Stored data
★ ★ ★ ★ ★ ★ ★

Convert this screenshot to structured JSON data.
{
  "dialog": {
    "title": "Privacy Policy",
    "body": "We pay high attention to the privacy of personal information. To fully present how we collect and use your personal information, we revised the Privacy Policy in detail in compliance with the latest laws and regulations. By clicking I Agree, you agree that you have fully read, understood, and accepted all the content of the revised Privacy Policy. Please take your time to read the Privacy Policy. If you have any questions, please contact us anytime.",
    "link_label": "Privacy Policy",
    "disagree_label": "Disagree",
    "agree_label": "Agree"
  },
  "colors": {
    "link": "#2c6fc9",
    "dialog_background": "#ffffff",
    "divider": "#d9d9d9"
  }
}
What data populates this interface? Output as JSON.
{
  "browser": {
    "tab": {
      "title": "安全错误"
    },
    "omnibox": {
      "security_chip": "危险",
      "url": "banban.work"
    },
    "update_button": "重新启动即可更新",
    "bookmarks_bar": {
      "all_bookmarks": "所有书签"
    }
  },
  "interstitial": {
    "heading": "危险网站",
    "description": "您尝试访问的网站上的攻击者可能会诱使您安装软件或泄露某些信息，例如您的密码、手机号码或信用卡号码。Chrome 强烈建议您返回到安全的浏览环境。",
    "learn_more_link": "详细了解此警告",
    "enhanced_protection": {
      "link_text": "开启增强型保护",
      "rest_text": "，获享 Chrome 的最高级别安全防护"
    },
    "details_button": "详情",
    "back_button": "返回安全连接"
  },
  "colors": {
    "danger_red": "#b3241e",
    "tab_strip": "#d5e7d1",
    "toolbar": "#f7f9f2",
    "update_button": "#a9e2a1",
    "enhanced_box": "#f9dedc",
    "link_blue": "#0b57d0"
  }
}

★ ★ ★ ★ ★ ★ ★

Aim of the task:
Set all of the entries down again, exactly as they were given.

Expected answer:
Convert this screenshot to structured JSON data.
{
  "dialog": {
    "title": "Privacy Policy",
    "body": "We pay high attention to the privacy of personal information. To fully present how we collect and use your personal information, we revised the Privacy Policy in detail in compliance with the latest laws and regulations. By clicking I Agree, you agree that you have fully read, understood, and accepted all the content of the revised Privacy Policy. Please take your time to read the Privacy Policy. If you have any questions, please contact us anytime.",
    "link_label": "Privacy Policy",
    "disagree_label": "Disagree",
    "agree_label": "Agree"
  },
  "colors": {
    "link": "#2c6fc9",
    "dialog_background": "#ffffff",
    "divider": "#d9d9d9"
  }
}
What data populates this interface? Output as JSON.
{
  "browser": {
    "tab": {
      "title": "安全错误"
    },
    "omnibox": {
      "security_chip": "危险",
      "url": "banban.work"
    },
    "update_button": "重新启动即可更新",
    "bookmarks_bar": {
      "all_bookmarks": "所有书签"
    }
  },
  "interstitial": {
    "heading": "危险网站",
    "description": "您尝试访问的网站上的攻击者可能会诱使您安装软件或泄露某些信息，例如您的密码、手机号码或信用卡号码。Chrome 强烈建议您返回到安全的浏览环境。",
    "learn_more_link": "详细了解此警告",
    "enhanced_protection": {
      "link_text": "开启增强型保护",
      "rest_text": "，获享 Chrome 的最高级别安全防护"
    },
    "details_button": "详情",
    "back_button": "返回安全连接"
  },
  "colors": {
    "danger_red": "#b3241e",
    "tab_strip": "#d5e7d1",
    "toolbar": "#f7f9f2",
    "update_button": "#a9e2a1",
    "enhanced_box": "#f9dedc",
    "link_blue": "#0b57d0"
  }
}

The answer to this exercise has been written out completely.